* _Problem details_:
Give a verbatim repeat of the lines that run from the line containing "Transcribe this image's" to the end of the data below.

* _Information provided_:
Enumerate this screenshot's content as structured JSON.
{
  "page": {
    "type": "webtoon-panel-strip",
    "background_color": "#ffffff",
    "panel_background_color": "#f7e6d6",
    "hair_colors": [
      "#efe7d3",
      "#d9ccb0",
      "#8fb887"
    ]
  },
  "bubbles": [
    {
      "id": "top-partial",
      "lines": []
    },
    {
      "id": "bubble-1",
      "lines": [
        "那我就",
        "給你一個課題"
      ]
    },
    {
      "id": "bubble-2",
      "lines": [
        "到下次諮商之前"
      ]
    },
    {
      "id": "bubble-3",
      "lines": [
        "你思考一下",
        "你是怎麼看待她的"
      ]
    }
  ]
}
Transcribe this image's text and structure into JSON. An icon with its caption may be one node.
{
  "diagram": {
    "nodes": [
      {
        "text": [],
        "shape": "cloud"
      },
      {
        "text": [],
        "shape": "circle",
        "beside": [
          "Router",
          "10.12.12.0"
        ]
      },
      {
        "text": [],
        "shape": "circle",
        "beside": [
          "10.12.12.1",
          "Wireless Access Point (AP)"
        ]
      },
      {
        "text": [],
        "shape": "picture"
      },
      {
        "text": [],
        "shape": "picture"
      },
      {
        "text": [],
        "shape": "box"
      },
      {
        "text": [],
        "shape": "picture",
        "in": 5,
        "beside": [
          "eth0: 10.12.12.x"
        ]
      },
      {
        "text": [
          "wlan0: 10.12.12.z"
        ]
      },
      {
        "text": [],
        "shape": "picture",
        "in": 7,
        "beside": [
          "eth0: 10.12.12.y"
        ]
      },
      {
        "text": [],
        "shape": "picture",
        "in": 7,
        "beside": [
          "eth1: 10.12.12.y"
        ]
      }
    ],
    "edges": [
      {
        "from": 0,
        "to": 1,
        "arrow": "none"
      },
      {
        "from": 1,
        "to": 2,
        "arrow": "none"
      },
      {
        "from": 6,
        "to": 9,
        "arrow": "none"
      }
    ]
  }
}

* _Response_:
Transcribe this image's text and structure into JSON. An icon with its caption may be one node.
{
  "diagram": {
    "nodes": [
      {
        "text": [],
        "shape": "cloud"
      },
      {
        "text": [],
        "shape": "circle",
        "beside": [
          "Router",
          "10.12.12.0"
        ]
      },
      {
        "text": [],
        "shape": "circle",
        "beside": [
          "10.12.12.1",
          "Wireless Access Point (AP)"
        ]
      },
      {
        "text": [],
        "shape": "picture"
      },
      {
        "text": [],
        "shape": "picture"
      },
      {
        "text": [],
        "shape": "box"
      },
      {
        "text": [],
        "shape": "picture",
        "in": 5,
        "beside": [
          "eth0: 10.12.12.x"
        ]
      },
      {
        "text": [
          "wlan0: 10.12.12.z"
        ]
      },
      {
        "text": [],
        "shape": "picture",
        "in": 7,
        "beside": [
          "eth0: 10.12.12.y"
        ]
      },
      {
        "text": [],
        "shape": "picture",
        "in": 7,
        "beside": [
          "eth1: 10.12.12.y"
        ]
      }
    ],
    "edges": [
      {
        "from": 0,
        "to": 1,
        "arrow": "none"
      },
      {
        "from": 1,
        "to": 2,
        "arrow": "none"
      },
      {
        "from": 6,
        "to": 9,
        "arrow": "none"
      }
    ]
  }
}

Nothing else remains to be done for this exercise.